TASK OBJECTIVE: Identify the lines holding "thumbs" and copy them.

___ MATERIAL FOR THIS TASK ___

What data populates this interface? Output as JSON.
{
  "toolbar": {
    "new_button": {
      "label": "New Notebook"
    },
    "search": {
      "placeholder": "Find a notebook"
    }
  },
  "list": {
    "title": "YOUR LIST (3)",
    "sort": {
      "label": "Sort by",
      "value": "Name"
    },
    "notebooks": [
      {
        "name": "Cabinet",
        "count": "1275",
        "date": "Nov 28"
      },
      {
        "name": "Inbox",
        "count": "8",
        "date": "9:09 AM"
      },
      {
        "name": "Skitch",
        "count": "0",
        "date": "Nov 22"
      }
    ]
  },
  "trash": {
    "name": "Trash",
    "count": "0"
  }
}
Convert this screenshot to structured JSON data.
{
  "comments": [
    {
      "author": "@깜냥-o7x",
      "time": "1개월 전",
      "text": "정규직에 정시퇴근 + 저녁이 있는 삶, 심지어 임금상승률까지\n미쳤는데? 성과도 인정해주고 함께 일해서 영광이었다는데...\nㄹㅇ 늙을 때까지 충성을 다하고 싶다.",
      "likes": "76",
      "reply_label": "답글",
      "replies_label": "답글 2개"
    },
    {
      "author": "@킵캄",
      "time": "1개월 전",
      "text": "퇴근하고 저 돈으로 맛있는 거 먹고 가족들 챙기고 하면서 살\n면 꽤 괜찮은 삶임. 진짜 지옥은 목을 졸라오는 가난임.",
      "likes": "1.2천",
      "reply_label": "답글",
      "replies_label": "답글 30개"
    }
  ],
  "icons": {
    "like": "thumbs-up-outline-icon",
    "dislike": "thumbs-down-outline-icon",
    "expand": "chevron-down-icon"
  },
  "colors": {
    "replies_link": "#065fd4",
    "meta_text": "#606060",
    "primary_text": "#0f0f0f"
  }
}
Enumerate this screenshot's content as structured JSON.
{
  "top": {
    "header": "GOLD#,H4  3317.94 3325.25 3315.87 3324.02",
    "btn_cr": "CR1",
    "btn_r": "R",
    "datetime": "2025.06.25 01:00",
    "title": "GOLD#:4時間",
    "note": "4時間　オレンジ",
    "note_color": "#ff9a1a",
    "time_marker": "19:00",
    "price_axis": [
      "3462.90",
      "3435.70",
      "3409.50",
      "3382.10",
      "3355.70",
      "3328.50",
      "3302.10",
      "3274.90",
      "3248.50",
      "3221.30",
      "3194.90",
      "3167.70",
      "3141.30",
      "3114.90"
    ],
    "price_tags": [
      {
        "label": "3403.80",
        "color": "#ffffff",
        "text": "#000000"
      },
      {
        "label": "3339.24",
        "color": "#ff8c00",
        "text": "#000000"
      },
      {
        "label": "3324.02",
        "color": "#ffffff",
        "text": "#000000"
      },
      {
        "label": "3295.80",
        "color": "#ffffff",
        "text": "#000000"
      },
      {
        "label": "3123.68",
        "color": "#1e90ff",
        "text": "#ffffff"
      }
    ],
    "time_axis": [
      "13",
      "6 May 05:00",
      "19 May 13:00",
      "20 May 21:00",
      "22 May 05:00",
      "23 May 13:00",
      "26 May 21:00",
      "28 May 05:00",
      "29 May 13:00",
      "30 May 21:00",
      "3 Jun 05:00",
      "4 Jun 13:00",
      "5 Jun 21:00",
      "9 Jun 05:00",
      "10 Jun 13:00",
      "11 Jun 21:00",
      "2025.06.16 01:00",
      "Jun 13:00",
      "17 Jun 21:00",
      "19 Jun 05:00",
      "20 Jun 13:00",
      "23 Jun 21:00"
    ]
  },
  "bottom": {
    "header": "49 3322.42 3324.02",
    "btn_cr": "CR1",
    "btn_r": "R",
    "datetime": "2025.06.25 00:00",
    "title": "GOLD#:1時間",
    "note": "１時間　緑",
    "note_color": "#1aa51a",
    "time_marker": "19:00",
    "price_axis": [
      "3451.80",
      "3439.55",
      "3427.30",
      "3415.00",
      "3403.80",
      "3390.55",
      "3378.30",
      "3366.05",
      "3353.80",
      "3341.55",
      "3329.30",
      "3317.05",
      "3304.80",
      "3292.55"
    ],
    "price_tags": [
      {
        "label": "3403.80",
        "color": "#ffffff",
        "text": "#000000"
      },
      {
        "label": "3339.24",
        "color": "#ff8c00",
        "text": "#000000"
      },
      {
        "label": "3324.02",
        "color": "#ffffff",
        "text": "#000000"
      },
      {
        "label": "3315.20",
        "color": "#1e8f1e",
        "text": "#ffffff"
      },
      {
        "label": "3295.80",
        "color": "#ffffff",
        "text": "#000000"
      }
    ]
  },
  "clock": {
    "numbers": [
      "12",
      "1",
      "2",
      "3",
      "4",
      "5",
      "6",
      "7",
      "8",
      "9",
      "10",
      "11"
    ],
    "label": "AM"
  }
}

___

OUTPUT OF THE EXERCISE:
    "like": "thumbs-up-outline-icon",
    "dislike": "thumbs-down-outline-icon",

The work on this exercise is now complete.